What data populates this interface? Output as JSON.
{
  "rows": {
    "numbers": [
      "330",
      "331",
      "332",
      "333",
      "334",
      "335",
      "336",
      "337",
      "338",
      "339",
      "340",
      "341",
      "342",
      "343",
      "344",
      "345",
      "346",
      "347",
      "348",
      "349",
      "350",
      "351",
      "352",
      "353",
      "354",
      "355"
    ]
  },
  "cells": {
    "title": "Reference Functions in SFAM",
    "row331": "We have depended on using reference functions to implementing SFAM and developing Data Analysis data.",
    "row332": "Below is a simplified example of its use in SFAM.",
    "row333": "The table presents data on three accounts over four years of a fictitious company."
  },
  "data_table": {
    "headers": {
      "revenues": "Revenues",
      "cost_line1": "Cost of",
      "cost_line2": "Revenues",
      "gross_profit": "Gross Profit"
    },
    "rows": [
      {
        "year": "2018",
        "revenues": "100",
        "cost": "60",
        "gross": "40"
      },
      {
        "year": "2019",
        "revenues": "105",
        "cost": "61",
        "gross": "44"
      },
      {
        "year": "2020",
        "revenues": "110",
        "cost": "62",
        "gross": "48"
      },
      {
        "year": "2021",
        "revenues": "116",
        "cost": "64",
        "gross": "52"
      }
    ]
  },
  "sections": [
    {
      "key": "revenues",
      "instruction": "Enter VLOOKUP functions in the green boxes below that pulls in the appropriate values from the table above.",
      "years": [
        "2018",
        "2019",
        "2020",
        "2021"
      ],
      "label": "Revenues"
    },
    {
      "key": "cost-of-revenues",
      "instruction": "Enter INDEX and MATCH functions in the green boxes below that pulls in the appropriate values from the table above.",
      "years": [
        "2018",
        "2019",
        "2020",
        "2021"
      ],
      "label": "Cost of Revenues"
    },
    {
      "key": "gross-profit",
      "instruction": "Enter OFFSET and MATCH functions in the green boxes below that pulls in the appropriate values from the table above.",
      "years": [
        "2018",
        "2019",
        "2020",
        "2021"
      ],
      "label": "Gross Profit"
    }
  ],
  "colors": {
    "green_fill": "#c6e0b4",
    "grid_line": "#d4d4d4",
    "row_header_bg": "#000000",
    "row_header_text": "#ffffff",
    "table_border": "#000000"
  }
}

☆ ☆ ☆

TASK =>
On how many lines does the word "values" appear? Answer with only the number.

ANSWER TO THE TASK =>
3